**Problem requirements**. Set the listing down again exactly, please, apart from its pictures.

**Dataset entries**.
________________

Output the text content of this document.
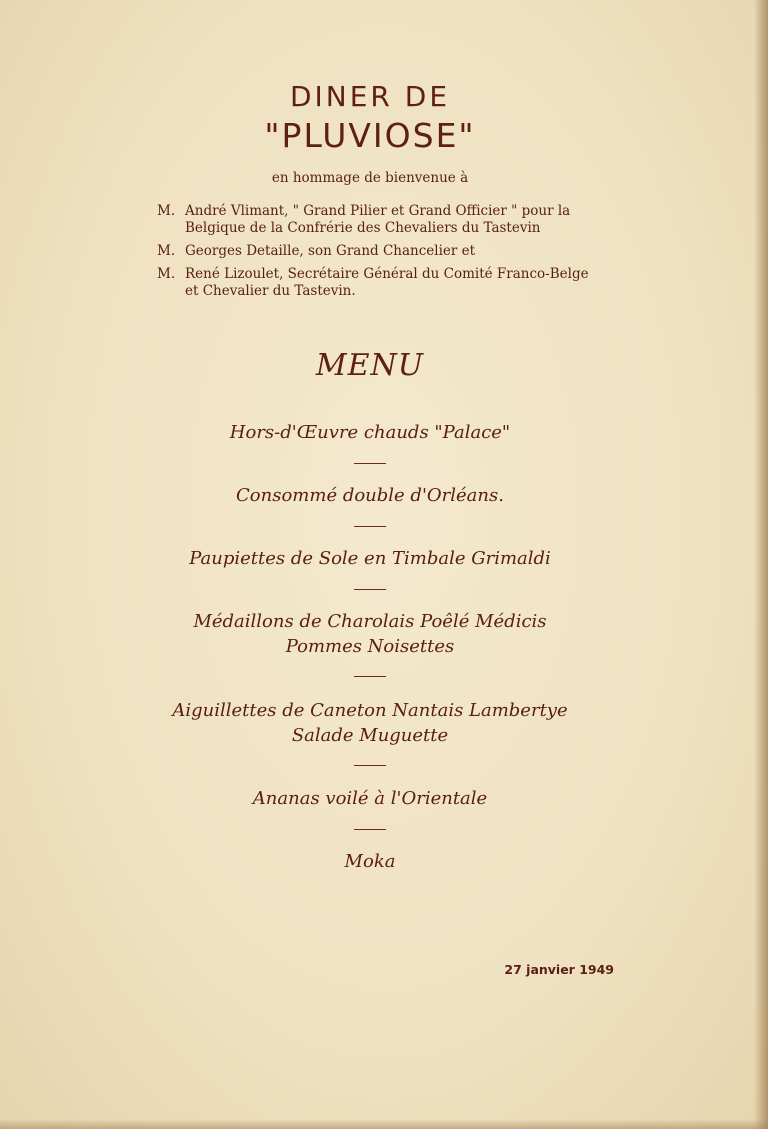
DINER DE
"PLUVIOSE"
en hommage de bienvenue à
M. André Vlimant, " Grand Pilier et Grand Officier " pour la Belgique de la Confrérie des Chevaliers du Tastevin
M. Georges Detaille, son Grand Chancelier et
M. René Lizoulet, Secrétaire Général du Comité Franco-Belge et Chevalier du Tastevin.
MENU
Hors-d'Œuvre chauds "Palace"
Consommé double d'Orléans.
Paupiettes de Sole en Timbale Grimaldi
Médaillons de Charolais Poêlé Médicis
Pommes Noisettes
Aiguillettes de Caneton Nantais Lambertye
Salade Muguette
Ananas voilé à l'Orientale
Moka
27 janvier 1949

________________

**Answer to this task**.
Output the text content of this document.
DINER DE
"PLUVIOSE"
en hommage de bienvenue à
M. André Vlimant, " Grand Pilier et Grand Officier " pour la Belgique de la Confrérie des Chevaliers du Tastevin
M. Georges Detaille, son Grand Chancelier et
M. René Lizoulet, Secrétaire Général du Comité Franco-Belge et Chevalier du Tastevin.
MENU
Hors-d'Œuvre chauds "Palace"
Consommé double d'Orléans.
Paupiettes de Sole en Timbale Grimaldi
Médaillons de Charolais Poêlé Médicis
Pommes Noisettes
Aiguillettes de Caneton Nantais Lambertye
Salade Muguette
Ananas voilé à l'Orientale
Moka
27 janvier 1949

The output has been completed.